>> start

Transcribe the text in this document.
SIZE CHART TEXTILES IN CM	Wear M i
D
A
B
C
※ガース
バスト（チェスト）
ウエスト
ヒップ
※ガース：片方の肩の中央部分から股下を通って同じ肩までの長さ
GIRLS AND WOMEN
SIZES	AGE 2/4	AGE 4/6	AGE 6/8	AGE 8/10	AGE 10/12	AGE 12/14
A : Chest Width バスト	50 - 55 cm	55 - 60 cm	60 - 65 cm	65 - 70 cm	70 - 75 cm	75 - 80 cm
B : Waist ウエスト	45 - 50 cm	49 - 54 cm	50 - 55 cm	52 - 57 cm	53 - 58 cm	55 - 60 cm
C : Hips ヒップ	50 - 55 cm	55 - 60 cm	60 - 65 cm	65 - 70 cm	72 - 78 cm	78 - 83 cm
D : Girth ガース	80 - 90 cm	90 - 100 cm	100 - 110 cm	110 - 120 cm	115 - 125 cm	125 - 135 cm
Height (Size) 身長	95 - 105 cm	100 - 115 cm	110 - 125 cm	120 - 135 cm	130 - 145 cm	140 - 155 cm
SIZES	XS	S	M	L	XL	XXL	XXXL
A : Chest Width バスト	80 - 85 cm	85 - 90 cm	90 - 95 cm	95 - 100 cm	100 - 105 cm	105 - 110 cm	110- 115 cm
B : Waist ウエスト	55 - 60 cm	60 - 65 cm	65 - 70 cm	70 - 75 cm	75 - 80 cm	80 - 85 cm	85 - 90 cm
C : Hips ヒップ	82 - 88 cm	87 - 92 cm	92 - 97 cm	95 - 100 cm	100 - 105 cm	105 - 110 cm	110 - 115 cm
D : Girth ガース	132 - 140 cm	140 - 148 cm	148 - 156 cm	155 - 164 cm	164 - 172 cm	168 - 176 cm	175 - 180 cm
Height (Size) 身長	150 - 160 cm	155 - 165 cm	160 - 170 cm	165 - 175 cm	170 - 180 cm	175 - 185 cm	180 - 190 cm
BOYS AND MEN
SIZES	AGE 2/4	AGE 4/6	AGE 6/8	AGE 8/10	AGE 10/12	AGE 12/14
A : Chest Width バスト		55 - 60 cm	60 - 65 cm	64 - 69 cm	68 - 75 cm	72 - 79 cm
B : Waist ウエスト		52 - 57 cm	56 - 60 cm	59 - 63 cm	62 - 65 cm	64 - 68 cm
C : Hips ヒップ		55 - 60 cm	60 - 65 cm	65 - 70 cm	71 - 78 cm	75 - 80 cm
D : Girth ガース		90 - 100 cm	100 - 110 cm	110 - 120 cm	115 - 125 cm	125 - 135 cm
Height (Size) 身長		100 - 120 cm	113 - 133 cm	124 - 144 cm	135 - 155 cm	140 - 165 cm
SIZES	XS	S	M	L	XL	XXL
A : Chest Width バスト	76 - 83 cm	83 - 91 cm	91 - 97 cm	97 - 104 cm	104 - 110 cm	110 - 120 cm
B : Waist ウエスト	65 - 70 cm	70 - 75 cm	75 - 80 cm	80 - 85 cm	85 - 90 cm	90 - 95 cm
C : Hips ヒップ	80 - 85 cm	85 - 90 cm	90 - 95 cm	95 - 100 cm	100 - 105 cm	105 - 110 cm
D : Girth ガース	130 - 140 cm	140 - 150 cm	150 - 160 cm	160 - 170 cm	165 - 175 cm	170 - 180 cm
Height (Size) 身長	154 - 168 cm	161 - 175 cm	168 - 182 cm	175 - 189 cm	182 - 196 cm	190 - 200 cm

>> end

[WORK TO BE COMPLETED]:
Type out the entries again, word for word.

[TASK SOLUTION]:
Transcribe the text in this document.
SIZE CHART TEXTILES IN CM	Wear M i
D
A
B
C
※ガース
バスト（チェスト）
ウエスト
ヒップ
※ガース：片方の肩の中央部分から股下を通って同じ肩までの長さ
GIRLS AND WOMEN
SIZES	AGE 2/4	AGE 4/6	AGE 6/8	AGE 8/10	AGE 10/12	AGE 12/14
A : Chest Width バスト	50 - 55 cm	55 - 60 cm	60 - 65 cm	65 - 70 cm	70 - 75 cm	75 - 80 cm
B : Waist ウエスト	45 - 50 cm	49 - 54 cm	50 - 55 cm	52 - 57 cm	53 - 58 cm	55 - 60 cm
C : Hips ヒップ	50 - 55 cm	55 - 60 cm	60 - 65 cm	65 - 70 cm	72 - 78 cm	78 - 83 cm
D : Girth ガース	80 - 90 cm	90 - 100 cm	100 - 110 cm	110 - 120 cm	115 - 125 cm	125 - 135 cm
Height (Size) 身長	95 - 105 cm	100 - 115 cm	110 - 125 cm	120 - 135 cm	130 - 145 cm	140 - 155 cm
SIZES	XS	S	M	L	XL	XXL	XXXL
A : Chest Width バスト	80 - 85 cm	85 - 90 cm	90 - 95 cm	95 - 100 cm	100 - 105 cm	105 - 110 cm	110- 115 cm
B : Waist ウエスト	55 - 60 cm	60 - 65 cm	65 - 70 cm	70 - 75 cm	75 - 80 cm	80 - 85 cm	85 - 90 cm
C : Hips ヒップ	82 - 88 cm	87 - 92 cm	92 - 97 cm	95 - 100 cm	100 - 105 cm	105 - 110 cm	110 - 115 cm
D : Girth ガース	132 - 140 cm	140 - 148 cm	148 - 156 cm	155 - 164 cm	164 - 172 cm	168 - 176 cm	175 - 180 cm
Height (Size) 身長	150 - 160 cm	155 - 165 cm	160 - 170 cm	165 - 175 cm	170 - 180 cm	175 - 185 cm	180 - 190 cm
BOYS AND MEN
SIZES	AGE 2/4	AGE 4/6	AGE 6/8	AGE 8/10	AGE 10/12	AGE 12/14
A : Chest Width バスト		55 - 60 cm	60 - 65 cm	64 - 69 cm	68 - 75 cm	72 - 79 cm
B : Waist ウエスト		52 - 57 cm	56 - 60 cm	59 - 63 cm	62 - 65 cm	64 - 68 cm
C : Hips ヒップ		55 - 60 cm	60 - 65 cm	65 - 70 cm	71 - 78 cm	75 - 80 cm
D : Girth ガース		90 - 100 cm	100 - 110 cm	110 - 120 cm	115 - 125 cm	125 - 135 cm
Height (Size) 身長		100 - 120 cm	113 - 133 cm	124 - 144 cm	135 - 155 cm	140 - 165 cm
SIZES	XS	S	M	L	XL	XXL
A : Chest Width バスト	76 - 83 cm	83 - 91 cm	91 - 97 cm	97 - 104 cm	104 - 110 cm	110 - 120 cm
B : Waist ウエスト	65 - 70 cm	70 - 75 cm	75 - 80 cm	80 - 85 cm	85 - 90 cm	90 - 95 cm
C : Hips ヒップ	80 - 85 cm	85 - 90 cm	90 - 95 cm	95 - 100 cm	100 - 105 cm	105 - 110 cm
D : Girth ガース	130 - 140 cm	140 - 150 cm	150 - 160 cm	160 - 170 cm	165 - 175 cm	170 - 180 cm
Height (Size) 身長	154 - 168 cm	161 - 175 cm	168 - 182 cm	175 - 189 cm	182 - 196 cm	190 - 200 cm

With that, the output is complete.